Closed rsdoiel closed 1 year ago
The problem is somewhere along the evolution of the json package in Go some one decided it was sensible to default any HTML entities to their UTF-8 code point values rather than represent them as normal UTF-8 characters. This appears to be the vase for &, \n, <, > at least. The solution is to create your on JSON encoder using the NewEncoder func and set things sanely.
// MarshalObject provide a custom json encoder to solve a an issue with
// HTML entities getting converted to UTF-8 code points by json.Marshal()
// in recent versions of go (~= go1.21).
func MarshalObject(obj interface{}, prefix string, indent string) ([]byte, error) {
buf := []byte{}
w := bytes.NewBuffer(buf)
enc := json.NewEncoder(w)
enc.SetEscapeHTML(false)
enc.SetIndent(prefix, indent)
err := enc.Encode(obj)

▸ Activity
Can you retype the part of the Go JSON encoding thread starting at "Closed rsdoiel closed" and ending at "err := enc.Encode(obj)"?

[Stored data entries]
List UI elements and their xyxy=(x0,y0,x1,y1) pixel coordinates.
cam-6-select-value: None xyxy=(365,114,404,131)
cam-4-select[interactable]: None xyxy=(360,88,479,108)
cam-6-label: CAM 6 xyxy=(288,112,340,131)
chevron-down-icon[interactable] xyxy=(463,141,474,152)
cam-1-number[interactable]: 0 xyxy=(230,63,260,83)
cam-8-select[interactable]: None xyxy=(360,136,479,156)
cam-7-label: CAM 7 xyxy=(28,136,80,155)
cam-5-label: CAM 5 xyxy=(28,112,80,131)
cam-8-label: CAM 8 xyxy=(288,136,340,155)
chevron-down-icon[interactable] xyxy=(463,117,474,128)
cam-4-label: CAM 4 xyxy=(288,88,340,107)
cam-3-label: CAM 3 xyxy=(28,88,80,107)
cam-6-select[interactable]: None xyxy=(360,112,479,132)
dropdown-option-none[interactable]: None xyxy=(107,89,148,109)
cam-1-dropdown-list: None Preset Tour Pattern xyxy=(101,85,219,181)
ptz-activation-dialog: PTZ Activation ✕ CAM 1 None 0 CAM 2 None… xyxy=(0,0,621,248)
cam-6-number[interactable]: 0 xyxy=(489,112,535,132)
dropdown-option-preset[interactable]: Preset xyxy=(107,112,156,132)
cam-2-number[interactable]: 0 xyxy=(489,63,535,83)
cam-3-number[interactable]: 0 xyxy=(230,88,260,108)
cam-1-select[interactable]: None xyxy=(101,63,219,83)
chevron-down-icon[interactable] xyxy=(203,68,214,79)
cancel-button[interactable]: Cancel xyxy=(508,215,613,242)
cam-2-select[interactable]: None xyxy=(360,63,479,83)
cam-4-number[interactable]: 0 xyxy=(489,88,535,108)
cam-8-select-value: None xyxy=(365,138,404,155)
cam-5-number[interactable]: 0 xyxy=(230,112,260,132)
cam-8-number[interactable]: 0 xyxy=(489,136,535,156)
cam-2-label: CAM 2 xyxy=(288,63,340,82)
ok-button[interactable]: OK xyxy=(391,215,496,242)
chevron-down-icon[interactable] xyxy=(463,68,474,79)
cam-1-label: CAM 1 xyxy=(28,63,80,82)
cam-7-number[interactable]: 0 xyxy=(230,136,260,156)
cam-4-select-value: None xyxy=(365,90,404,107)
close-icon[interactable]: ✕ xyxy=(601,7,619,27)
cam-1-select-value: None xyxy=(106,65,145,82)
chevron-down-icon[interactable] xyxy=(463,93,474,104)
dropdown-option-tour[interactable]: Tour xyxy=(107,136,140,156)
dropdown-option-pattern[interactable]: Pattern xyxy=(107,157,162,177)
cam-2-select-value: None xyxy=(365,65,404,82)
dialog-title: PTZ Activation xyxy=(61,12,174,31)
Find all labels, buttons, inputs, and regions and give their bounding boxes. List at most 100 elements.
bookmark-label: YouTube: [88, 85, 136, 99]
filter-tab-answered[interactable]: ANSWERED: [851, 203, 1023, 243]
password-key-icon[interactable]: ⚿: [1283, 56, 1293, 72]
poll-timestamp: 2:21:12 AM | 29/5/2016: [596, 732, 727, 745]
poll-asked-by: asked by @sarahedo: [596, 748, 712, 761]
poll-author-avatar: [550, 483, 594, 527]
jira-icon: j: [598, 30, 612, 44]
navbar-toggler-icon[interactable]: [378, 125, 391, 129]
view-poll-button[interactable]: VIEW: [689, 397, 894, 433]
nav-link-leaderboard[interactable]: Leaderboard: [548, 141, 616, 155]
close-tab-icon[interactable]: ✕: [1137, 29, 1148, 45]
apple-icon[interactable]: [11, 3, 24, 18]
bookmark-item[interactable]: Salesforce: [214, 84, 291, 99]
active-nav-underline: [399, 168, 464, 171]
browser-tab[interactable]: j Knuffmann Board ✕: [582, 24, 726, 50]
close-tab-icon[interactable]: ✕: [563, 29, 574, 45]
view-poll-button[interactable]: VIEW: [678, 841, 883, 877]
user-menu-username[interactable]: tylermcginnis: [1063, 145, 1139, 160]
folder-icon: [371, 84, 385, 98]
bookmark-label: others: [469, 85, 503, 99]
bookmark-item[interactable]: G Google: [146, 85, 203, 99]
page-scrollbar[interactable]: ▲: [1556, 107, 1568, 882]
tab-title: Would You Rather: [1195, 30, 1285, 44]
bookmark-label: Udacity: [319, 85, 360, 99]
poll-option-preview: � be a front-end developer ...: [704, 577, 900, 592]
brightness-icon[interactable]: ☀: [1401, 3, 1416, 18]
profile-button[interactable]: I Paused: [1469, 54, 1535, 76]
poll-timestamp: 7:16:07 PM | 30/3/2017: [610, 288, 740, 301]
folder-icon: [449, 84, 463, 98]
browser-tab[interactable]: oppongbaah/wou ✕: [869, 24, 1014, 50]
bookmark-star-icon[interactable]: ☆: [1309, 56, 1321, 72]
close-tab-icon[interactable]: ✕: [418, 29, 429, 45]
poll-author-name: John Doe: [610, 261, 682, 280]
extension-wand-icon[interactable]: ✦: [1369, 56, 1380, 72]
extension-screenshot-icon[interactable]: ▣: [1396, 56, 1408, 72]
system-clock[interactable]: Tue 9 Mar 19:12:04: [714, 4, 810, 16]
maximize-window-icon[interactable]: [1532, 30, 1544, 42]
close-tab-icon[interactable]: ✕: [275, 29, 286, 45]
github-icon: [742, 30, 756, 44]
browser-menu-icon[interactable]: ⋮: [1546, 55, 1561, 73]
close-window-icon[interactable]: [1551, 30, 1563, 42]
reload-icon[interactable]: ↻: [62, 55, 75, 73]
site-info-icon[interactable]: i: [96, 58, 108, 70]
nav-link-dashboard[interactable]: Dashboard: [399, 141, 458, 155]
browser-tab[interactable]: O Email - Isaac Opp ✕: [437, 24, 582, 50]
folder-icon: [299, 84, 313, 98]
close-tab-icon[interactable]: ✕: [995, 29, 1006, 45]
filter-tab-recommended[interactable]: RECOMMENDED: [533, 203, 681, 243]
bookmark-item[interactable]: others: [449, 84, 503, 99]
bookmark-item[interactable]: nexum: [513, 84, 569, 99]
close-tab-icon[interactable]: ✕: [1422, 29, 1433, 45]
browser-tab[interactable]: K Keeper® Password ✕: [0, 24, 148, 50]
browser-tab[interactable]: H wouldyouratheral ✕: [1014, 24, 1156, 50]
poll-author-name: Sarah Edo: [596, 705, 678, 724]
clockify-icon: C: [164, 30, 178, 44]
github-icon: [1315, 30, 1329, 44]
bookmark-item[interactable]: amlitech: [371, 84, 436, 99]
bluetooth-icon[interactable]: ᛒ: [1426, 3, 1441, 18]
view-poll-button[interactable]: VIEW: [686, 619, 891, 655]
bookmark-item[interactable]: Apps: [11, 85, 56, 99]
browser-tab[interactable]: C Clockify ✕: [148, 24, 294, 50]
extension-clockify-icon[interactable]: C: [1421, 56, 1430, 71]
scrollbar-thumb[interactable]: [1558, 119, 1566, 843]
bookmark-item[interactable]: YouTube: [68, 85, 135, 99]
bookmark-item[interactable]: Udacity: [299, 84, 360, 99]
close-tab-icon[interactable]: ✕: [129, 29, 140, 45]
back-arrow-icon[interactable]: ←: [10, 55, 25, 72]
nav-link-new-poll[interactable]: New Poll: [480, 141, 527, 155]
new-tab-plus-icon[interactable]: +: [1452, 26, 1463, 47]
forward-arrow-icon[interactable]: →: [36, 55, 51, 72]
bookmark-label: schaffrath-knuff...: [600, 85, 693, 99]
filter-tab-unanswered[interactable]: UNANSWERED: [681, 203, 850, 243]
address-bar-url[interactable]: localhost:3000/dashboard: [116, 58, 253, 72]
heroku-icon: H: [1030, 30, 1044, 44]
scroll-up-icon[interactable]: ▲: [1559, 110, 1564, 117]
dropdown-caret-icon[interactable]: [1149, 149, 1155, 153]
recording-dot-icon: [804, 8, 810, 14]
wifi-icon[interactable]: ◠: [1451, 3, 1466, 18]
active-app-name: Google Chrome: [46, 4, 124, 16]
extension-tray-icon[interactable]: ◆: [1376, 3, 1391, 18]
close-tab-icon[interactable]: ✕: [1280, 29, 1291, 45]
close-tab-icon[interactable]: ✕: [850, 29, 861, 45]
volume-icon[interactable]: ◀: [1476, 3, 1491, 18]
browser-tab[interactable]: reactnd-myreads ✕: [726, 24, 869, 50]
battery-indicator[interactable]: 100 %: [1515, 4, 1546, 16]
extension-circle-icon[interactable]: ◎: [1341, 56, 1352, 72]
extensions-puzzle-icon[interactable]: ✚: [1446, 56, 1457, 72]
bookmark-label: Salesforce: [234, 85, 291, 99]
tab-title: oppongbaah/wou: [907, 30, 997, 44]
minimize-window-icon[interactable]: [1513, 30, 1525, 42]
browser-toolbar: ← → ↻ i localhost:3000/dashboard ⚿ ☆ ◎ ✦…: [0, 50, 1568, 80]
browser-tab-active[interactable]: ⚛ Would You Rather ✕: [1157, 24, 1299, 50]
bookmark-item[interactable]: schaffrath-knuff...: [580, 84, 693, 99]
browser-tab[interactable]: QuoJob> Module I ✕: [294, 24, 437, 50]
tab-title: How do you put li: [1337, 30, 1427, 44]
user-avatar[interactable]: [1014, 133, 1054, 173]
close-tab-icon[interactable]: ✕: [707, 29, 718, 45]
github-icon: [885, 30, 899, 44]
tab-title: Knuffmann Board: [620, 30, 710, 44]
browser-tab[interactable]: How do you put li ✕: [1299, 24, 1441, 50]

▸ Reply to the exercise
Closed rsdoiel closed 1 year ago
The problem is somewhere along the evolution of the json package in Go some one decided it was sensible to default any HTML entities to their UTF-8 code point values rather than represent them as normal UTF-8 characters. This appears to be the vase for &, \n, <, > at least. The solution is to create your on JSON encoder using the NewEncoder func and set things sanely.
// MarshalObject provide a custom json encoder to solve a an issue with
// HTML entities getting converted to UTF-8 code points by json.Marshal()
// in recent versions of go (~= go1.21).
func MarshalObject(obj interface{}, prefix string, indent string) ([]byte, error) {
buf := []byte{}
w := bytes.NewBuffer(buf)
enc := json.NewEncoder(w)
enc.SetEscapeHTML(false)
enc.SetIndent(prefix, indent)
err := enc.Encode(obj)